FRAGMENTO DE TEXTO
Francisco Javier López Martín

Bertrand Russell acaba de cumplir 150 años. Es recordado como matemático y filósofo, como pacifista y activista contra la guerra de Vietnam, contra la proliferación de las armas nucleares, aunque en otros ámbitos es más conocido por libros como Por qué no soy cristiano (1927), una recopilación de trabajos en los que aplica la lógica a las ideas propugnadas por el cristianismo.

Hoy en día es considerado uno de los libros más influyentes del siglo XX en la lista de Libros de la Centuria, publicada por la Librería de la Universidad de Nueva York. Por qué no soy cristiano es un compendio de conferencias, ensayos y artículos encabezados por la conferencia pronunciada por Bertrand Russell, con ese mismo nombre, en el Ayuntamiento de Battersea (Londres), a petición de la Sociedad Nacional Secular.

Sin embargo, esas opiniones fueron determinantes para que en 1940 la Corte Suprema de Nueva York le prohibiera dar clases en el City College de la Universidad de Nueva York, considerándole indigno de esa tarea. Es cierto que sus opiniones sobre la religión tuvieron mucho que ver, pero también las que formuló por aquellos años sobre libertad sexual y moralidad.

El propio Russell no tenía muy claro si debería definirse como agnóstico o como ateo, teniendo en cuenta que no se sentía capaz de demostrar que no existiera Dios, o que no existiera ningún Dios. De alguna manera se enfrentaba al mismo dilema de Karl Marx cuando afirmaba que la religión era el opio del pueblo.

No es la religión, en ninguno de los dos casos, la causa de los males del pueblo. Es más, Marx reconoce que “la miseria religiosa es, al mismo tiempo, la expresión de la miseria real y la protesta contra esa miseria. La religión es el suspiro de la criatura atormentada, el alma de un mundo desalmado y el espíritu de situaciones carentes de espíritu. La religión es el opio del pueblo”.

LÍNEAS DE DATOS
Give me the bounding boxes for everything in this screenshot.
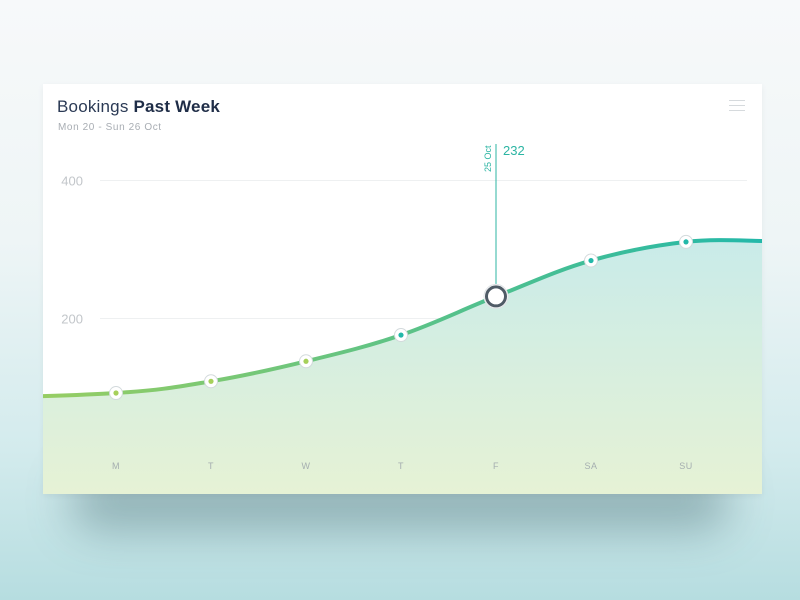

RETO A
Según el texto sobre Bertrand Russell, ¿en qué año le prohibió la Corte Suprema de Nueva York dar clases en el City College?
RETO B
Reproduce sin cambios el pasaje del texto sobre Bertrand Russell que se abre con las palabras que contienen "Sin embargo, esas" y se cierra con "opio del pueblo.".

RESULTADO DEL EJERCICIO A
En 1940.

RESULTADO DEL EJERCICIO B
Sin embargo, esas opiniones fueron determinantes para que en 1940 la Corte Suprema de Nueva York le prohibiera dar clases en el City College de la Universidad de Nueva York, considerándole indigno de esa tarea. Es cierto que sus opiniones sobre la religión tuvieron mucho que ver, pero también las que formuló por aquellos años sobre libertad sexual y moralidad.

El propio Russell no tenía muy claro si debería definirse como agnóstico o como ateo, teniendo en cuenta que no se sentía capaz de demostrar que no existiera Dios, o que no existiera ningún Dios. De alguna manera se enfrentaba al mismo dilema de Karl Marx cuando afirmaba que la religión era el opio del pueblo.